** GIVEN EXERCISE **
Scan the material that follows. Copy every line containing the word "affect".

** EXTRACTED INFORMATION **
----

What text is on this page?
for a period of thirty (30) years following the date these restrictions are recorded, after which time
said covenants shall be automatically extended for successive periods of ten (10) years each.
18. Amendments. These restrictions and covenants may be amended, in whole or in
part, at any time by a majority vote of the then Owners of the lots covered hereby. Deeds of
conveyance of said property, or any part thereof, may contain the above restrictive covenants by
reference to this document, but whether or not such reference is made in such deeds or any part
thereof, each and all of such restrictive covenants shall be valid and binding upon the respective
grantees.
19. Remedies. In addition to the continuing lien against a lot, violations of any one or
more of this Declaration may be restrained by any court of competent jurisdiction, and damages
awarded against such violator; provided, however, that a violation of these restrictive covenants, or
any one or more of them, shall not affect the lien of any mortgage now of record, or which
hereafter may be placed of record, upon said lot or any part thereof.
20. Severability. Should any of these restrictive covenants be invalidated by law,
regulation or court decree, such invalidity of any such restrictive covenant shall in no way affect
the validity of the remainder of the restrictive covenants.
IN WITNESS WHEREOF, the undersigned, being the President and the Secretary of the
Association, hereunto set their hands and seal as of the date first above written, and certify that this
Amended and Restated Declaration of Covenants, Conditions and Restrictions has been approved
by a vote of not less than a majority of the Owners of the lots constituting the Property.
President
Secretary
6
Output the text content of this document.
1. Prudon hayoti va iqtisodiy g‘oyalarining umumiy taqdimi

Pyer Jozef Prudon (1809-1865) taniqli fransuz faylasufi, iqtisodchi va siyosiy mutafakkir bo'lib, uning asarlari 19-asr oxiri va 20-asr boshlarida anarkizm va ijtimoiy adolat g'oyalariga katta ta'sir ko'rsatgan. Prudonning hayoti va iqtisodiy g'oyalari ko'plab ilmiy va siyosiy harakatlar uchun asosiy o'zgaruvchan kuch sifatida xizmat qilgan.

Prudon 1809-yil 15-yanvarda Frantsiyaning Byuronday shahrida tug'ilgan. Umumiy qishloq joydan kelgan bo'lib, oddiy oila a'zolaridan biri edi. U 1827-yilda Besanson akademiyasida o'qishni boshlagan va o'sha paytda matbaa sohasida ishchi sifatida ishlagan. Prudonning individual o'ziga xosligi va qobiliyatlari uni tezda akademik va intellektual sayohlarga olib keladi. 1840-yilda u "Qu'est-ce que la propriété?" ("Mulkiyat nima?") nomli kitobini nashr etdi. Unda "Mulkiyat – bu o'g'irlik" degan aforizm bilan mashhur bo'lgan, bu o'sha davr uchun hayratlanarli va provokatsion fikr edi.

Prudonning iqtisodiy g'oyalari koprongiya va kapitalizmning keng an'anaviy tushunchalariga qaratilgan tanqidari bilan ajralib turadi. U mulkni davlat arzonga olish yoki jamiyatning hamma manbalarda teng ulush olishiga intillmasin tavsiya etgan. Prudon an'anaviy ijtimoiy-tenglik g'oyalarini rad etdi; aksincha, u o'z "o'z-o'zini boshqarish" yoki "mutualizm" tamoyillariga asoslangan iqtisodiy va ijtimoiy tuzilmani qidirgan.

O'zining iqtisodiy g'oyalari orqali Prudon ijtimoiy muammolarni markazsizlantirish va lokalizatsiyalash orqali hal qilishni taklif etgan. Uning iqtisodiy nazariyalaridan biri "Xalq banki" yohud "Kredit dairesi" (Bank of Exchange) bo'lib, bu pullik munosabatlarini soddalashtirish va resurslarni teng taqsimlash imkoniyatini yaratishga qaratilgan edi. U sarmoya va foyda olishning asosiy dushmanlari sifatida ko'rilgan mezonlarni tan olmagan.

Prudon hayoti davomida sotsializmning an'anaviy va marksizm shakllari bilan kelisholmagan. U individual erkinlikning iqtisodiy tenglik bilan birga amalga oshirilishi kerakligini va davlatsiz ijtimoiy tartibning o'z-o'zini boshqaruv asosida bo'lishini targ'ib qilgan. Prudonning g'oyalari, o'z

----

** FULL ANSWER **
any one or more of them, shall not affect the lien of any mortgage now of record, or which
regulation or court decree, such invalidity of any such restrictive covenant shall in no way affect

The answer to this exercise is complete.